Data for this exercise –
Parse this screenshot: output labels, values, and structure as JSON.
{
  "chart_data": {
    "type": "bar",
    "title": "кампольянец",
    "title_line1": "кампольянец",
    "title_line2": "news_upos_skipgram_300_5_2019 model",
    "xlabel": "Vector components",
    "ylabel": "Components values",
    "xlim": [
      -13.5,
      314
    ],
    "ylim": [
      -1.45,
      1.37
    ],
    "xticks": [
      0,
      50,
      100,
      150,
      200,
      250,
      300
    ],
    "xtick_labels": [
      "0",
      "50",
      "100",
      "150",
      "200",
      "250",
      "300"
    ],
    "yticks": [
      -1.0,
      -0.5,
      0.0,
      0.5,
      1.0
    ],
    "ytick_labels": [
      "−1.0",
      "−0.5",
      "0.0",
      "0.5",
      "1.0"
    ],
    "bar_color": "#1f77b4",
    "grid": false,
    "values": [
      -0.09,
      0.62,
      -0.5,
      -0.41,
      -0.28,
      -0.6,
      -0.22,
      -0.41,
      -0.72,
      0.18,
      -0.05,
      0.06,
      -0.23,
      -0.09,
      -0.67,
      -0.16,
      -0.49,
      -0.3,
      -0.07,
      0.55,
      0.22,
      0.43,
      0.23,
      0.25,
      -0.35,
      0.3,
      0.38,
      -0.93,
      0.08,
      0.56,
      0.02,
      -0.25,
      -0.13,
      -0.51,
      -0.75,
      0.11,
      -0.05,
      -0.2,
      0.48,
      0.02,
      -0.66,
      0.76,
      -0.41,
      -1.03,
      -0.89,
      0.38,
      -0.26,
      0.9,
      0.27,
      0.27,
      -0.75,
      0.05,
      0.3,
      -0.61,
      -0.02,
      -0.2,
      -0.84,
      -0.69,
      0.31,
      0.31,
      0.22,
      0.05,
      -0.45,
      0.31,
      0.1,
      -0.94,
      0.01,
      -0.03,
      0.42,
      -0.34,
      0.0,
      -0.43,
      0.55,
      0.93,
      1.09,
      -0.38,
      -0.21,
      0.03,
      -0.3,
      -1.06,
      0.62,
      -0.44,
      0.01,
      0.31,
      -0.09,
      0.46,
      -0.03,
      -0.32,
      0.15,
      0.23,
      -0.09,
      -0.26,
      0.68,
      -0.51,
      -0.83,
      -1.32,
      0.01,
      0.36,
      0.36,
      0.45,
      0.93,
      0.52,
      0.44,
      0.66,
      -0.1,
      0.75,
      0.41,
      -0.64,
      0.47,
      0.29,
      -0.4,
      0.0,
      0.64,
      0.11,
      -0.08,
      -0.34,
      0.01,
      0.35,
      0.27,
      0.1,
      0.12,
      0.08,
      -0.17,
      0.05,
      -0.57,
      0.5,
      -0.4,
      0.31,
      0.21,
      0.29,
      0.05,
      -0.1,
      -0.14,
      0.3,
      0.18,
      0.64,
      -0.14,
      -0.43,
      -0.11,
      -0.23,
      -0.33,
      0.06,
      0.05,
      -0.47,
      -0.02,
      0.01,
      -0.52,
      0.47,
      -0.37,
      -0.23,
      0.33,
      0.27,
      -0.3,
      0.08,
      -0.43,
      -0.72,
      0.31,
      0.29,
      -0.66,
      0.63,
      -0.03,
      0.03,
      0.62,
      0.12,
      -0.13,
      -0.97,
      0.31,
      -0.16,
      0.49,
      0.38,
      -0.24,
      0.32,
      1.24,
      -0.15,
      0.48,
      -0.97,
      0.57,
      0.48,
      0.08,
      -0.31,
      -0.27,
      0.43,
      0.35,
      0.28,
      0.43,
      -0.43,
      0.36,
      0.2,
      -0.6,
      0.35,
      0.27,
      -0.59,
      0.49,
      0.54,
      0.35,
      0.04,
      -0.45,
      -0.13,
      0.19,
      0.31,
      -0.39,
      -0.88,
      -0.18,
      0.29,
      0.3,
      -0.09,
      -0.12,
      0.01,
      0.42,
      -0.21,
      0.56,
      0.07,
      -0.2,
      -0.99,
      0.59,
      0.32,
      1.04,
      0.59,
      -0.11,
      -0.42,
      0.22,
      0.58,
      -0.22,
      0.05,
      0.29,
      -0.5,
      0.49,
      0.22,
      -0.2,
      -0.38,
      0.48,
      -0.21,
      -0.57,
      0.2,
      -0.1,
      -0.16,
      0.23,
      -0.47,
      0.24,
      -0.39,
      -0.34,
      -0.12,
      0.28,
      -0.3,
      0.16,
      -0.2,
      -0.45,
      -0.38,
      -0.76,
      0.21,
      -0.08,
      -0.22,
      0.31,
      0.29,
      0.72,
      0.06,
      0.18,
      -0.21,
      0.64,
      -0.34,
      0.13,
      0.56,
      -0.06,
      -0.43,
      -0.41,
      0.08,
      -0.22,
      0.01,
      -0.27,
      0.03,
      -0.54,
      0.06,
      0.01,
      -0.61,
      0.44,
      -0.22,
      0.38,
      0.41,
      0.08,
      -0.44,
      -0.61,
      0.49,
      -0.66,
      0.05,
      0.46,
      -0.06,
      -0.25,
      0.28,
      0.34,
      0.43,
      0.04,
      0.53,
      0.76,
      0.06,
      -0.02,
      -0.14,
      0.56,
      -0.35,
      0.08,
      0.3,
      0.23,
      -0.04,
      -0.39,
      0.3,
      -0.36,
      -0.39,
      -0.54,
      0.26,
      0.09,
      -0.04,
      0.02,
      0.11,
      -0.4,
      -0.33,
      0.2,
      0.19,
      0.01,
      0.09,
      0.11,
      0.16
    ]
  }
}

What to do – Copy the records above exactly as they appear.

Solution to the exercise –
Parse this screenshot: output labels, values, and structure as JSON.
{
  "chart_data": {
    "type": "bar",
    "title": "кампольянец",
    "title_line1": "кампольянец",
    "title_line2": "news_upos_skipgram_300_5_2019 model",
    "xlabel": "Vector components",
    "ylabel": "Components values",
    "xlim": [
      -13.5,
      314
    ],
    "ylim": [
      -1.45,
      1.37
    ],
    "xticks": [
      0,
      50,
      100,
      150,
      200,
      250,
      300
    ],
    "xtick_labels": [
      "0",
      "50",
      "100",
      "150",
      "200",
      "250",
      "300"
    ],
    "yticks": [
      -1.0,
      -0.5,
      0.0,
      0.5,
      1.0
    ],
    "ytick_labels": [
      "−1.0",
      "−0.5",
      "0.0",
      "0.5",
      "1.0"
    ],
    "bar_color": "#1f77b4",
    "grid": false,
    "values": [
      -0.09,
      0.62,
      -0.5,
      -0.41,
      -0.28,
      -0.6,
      -0.22,
      -0.41,
      -0.72,
      0.18,
      -0.05,
      0.06,
      -0.23,
      -0.09,
      -0.67,
      -0.16,
      -0.49,
      -0.3,
      -0.07,
      0.55,
      0.22,
      0.43,
      0.23,
      0.25,
      -0.35,
      0.3,
      0.38,
      -0.93,
      0.08,
      0.56,
      0.02,
      -0.25,
      -0.13,
      -0.51,
      -0.75,
      0.11,
      -0.05,
      -0.2,
      0.48,
      0.02,
      -0.66,
      0.76,
      -0.41,
      -1.03,
      -0.89,
      0.38,
      -0.26,
      0.9,
      0.27,
      0.27,
      -0.75,
      0.05,
      0.3,
      -0.61,
      -0.02,
      -0.2,
      -0.84,
      -0.69,
      0.31,
      0.31,
      0.22,
      0.05,
      -0.45,
      0.31,
      0.1,
      -0.94,
      0.01,
      -0.03,
      0.42,
      -0.34,
      0.0,
      -0.43,
      0.55,
      0.93,
      1.09,
      -0.38,
      -0.21,
      0.03,
      -0.3,
      -1.06,
      0.62,
      -0.44,
      0.01,
      0.31,
      -0.09,
      0.46,
      -0.03,
      -0.32,
      0.15,
      0.23,
      -0.09,
      -0.26,
      0.68,
      -0.51,
      -0.83,
      -1.32,
      0.01,
      0.36,
      0.36,
      0.45,
      0.93,
      0.52,
      0.44,
      0.66,
      -0.1,
      0.75,
      0.41,
      -0.64,
      0.47,
      0.29,
      -0.4,
      0.0,
      0.64,
      0.11,
      -0.08,
      -0.34,
      0.01,
      0.35,
      0.27,
      0.1,
      0.12,
      0.08,
      -0.17,
      0.05,
      -0.57,
      0.5,
      -0.4,
      0.31,
      0.21,
      0.29,
      0.05,
      -0.1,
      -0.14,
      0.3,
      0.18,
      0.64,
      -0.14,
      -0.43,
      -0.11,
      -0.23,
      -0.33,
      0.06,
      0.05,
      -0.47,
      -0.02,
      0.01,
      -0.52,
      0.47,
      -0.37,
      -0.23,
      0.33,
      0.27,
      -0.3,
      0.08,
      -0.43,
      -0.72,
      0.31,
      0.29,
      -0.66,
      0.63,
      -0.03,
      0.03,
      0.62,
      0.12,
      -0.13,
      -0.97,
      0.31,
      -0.16,
      0.49,
      0.38,
      -0.24,
      0.32,
      1.24,
      -0.15,
      0.48,
      -0.97,
      0.57,
      0.48,
      0.08,
      -0.31,
      -0.27,
      0.43,
      0.35,
      0.28,
      0.43,
      -0.43,
      0.36,
      0.2,
      -0.6,
      0.35,
      0.27,
      -0.59,
      0.49,
      0.54,
      0.35,
      0.04,
      -0.45,
      -0.13,
      0.19,
      0.31,
      -0.39,
      -0.88,
      -0.18,
      0.29,
      0.3,
      -0.09,
      -0.12,
      0.01,
      0.42,
      -0.21,
      0.56,
      0.07,
      -0.2,
      -0.99,
      0.59,
      0.32,
      1.04,
      0.59,
      -0.11,
      -0.42,
      0.22,
      0.58,
      -0.22,
      0.05,
      0.29,
      -0.5,
      0.49,
      0.22,
      -0.2,
      -0.38,
      0.48,
      -0.21,
      -0.57,
      0.2,
      -0.1,
      -0.16,
      0.23,
      -0.47,
      0.24,
      -0.39,
      -0.34,
      -0.12,
      0.28,
      -0.3,
      0.16,
      -0.2,
      -0.45,
      -0.38,
      -0.76,
      0.21,
      -0.08,
      -0.22,
      0.31,
      0.29,
      0.72,
      0.06,
      0.18,
      -0.21,
      0.64,
      -0.34,
      0.13,
      0.56,
      -0.06,
      -0.43,
      -0.41,
      0.08,
      -0.22,
      0.01,
      -0.27,
      0.03,
      -0.54,
      0.06,
      0.01,
      -0.61,
      0.44,
      -0.22,
      0.38,
      0.41,
      0.08,
      -0.44,
      -0.61,
      0.49,
      -0.66,
      0.05,
      0.46,
      -0.06,
      -0.25,
      0.28,
      0.34,
      0.43,
      0.04,
      0.53,
      0.76,
      0.06,
      -0.02,
      -0.14,
      0.56,
      -0.35,
      0.08,
      0.3,
      0.23,
      -0.04,
      -0.39,
      0.3,
      -0.36,
      -0.39,
      -0.54,
      0.26,
      0.09,
      -0.04,
      0.02,
      0.11,
      -0.4,
      -0.33,
      0.2,
      0.19,
      0.01,
      0.09,
      0.11,
      0.16
    ]
  }
}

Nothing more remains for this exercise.